Written task ▸ Your reply should be one number: the count of lines holding the word "military".
==============================
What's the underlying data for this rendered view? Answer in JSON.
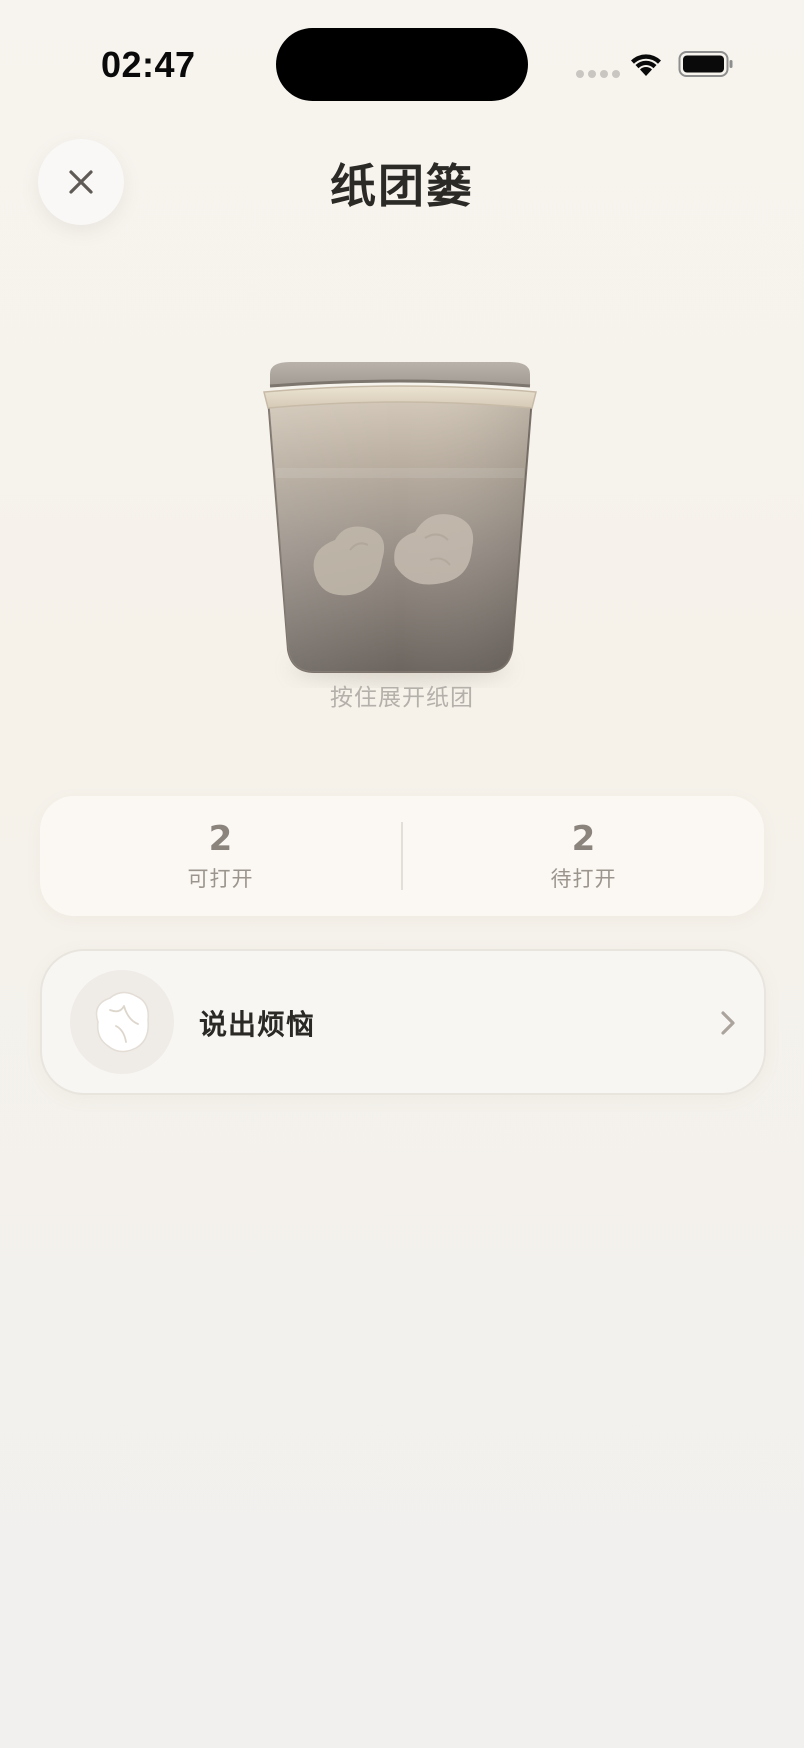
{
  "status_bar": {
    "time": "02:47"
  },
  "header": {
    "title": "纸团篓",
    "close_icon": "close-icon"
  },
  "basket": {
    "icon": "paper-basket-icon",
    "hint": "按住展开纸团"
  },
  "stats": {
    "openable": {
      "value": "2",
      "label": "可打开"
    },
    "pending": {
      "value": "2",
      "label": "待打开"
    }
  },
  "vent_action": {
    "label": "说出烦恼",
    "icon": "crumpled-paper-icon",
    "chevron": "chevron-right-icon"
  },
  "colors": {
    "background": "#f6f2ea",
    "title": "#2c2a27",
    "muted": "#9b958d",
    "basket_dark": "#6f6861",
    "basket_light": "#c9bfb2"
  }
}
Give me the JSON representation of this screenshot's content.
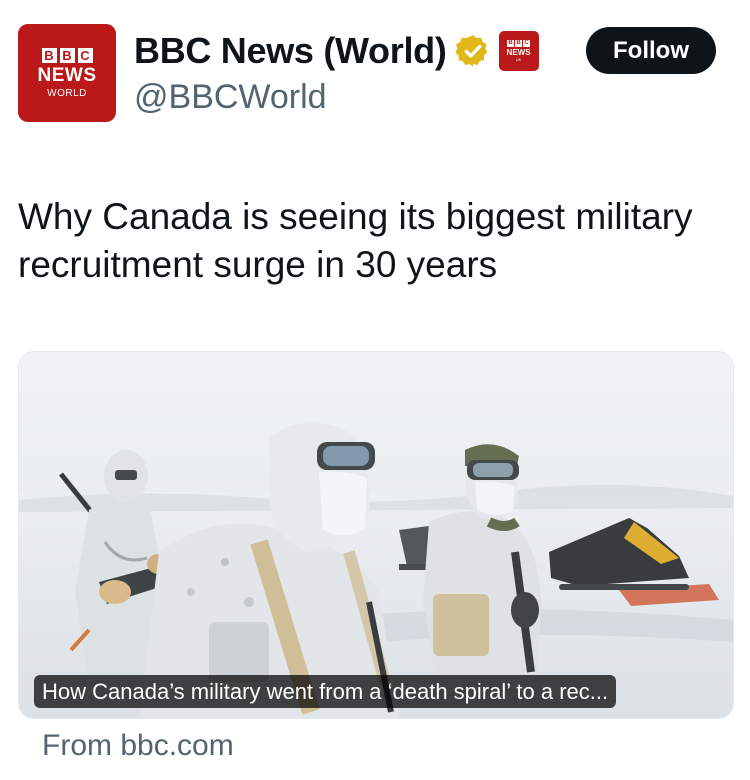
{
  "account": {
    "avatar": {
      "brand_letters": [
        "B",
        "B",
        "C"
      ],
      "news_label": "NEWS",
      "world_label": "WORLD"
    },
    "display_name": "BBC News (World)",
    "handle": "@BBCWorld",
    "verified_icon": "gold-check-badge-icon",
    "affiliate_badge": {
      "brand_letters": [
        "B",
        "B",
        "C"
      ],
      "news_label": "NEWS",
      "world_label": "UK"
    }
  },
  "follow_button": {
    "label": "Follow"
  },
  "tweet": {
    "text": "Why Canada is seeing its biggest military recruitment surge in 30 years"
  },
  "card": {
    "image_description_icon": "arctic-soldiers-photo",
    "caption": "How Canada’s military went from a ‘death spiral’ to a rec...",
    "source": "From bbc.com"
  },
  "colors": {
    "bbc_red": "#bb1919",
    "follow_bg": "#0f1419",
    "verified_gold": "#e2b719",
    "secondary_text": "#536471"
  }
}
==============================
Written response ▸ 2